Could you repeat the records from the start through the line containing "label-a: A (387, 685, 396, 700)", renaming "application-body" as "application-text" and leaving everything else unchanged?

········

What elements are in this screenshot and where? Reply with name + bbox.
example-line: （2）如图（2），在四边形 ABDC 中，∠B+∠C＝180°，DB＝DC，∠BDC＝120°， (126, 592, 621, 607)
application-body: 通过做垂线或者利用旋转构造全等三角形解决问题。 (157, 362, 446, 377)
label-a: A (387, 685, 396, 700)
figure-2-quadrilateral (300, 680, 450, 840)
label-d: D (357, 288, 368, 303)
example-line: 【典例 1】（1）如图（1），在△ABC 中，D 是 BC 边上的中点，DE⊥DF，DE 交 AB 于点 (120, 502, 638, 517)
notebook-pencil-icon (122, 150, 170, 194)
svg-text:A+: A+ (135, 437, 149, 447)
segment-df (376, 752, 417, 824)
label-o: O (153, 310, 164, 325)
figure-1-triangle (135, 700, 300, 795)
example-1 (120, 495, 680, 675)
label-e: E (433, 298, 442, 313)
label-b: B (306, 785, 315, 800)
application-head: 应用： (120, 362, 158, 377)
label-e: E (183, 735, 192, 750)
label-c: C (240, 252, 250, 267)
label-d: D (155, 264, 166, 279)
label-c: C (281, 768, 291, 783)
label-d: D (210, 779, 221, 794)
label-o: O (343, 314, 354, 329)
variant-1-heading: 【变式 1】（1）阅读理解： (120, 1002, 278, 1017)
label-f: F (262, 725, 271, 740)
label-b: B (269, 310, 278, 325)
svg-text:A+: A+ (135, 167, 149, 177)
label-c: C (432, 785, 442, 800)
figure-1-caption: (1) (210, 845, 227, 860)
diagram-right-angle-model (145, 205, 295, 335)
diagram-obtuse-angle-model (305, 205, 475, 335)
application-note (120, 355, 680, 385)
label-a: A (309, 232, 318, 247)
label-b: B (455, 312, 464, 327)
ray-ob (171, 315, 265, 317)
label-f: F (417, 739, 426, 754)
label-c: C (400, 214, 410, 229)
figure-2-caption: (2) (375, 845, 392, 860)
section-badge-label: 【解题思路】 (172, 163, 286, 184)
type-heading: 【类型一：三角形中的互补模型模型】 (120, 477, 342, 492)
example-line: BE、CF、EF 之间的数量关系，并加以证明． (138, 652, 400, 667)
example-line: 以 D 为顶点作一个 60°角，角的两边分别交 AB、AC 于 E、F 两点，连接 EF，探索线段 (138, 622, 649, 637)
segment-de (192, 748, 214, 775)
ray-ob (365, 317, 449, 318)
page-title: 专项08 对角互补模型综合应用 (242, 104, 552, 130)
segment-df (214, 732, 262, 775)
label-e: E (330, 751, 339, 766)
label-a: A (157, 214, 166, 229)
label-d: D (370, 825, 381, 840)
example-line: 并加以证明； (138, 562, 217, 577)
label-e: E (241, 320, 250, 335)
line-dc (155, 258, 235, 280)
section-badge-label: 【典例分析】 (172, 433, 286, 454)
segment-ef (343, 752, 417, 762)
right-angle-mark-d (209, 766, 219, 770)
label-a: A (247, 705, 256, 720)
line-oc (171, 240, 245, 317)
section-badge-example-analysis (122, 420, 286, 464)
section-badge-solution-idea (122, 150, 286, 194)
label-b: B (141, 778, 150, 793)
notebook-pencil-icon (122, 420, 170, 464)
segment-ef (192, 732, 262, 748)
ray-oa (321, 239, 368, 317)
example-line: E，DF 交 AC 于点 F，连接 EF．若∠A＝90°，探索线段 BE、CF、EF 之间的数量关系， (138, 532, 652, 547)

········

**Reply to the task**:
What elements are in this screenshot and where? Reply with name + bbox.
example-line: （2）如图（2），在四边形 ABDC 中，∠B+∠C＝180°，DB＝DC，∠BDC＝120°， (126, 592, 621, 607)
application-text: 通过做垂线或者利用旋转构造全等三角形解决问题。 (157, 362, 446, 377)
label-a: A (387, 685, 396, 700)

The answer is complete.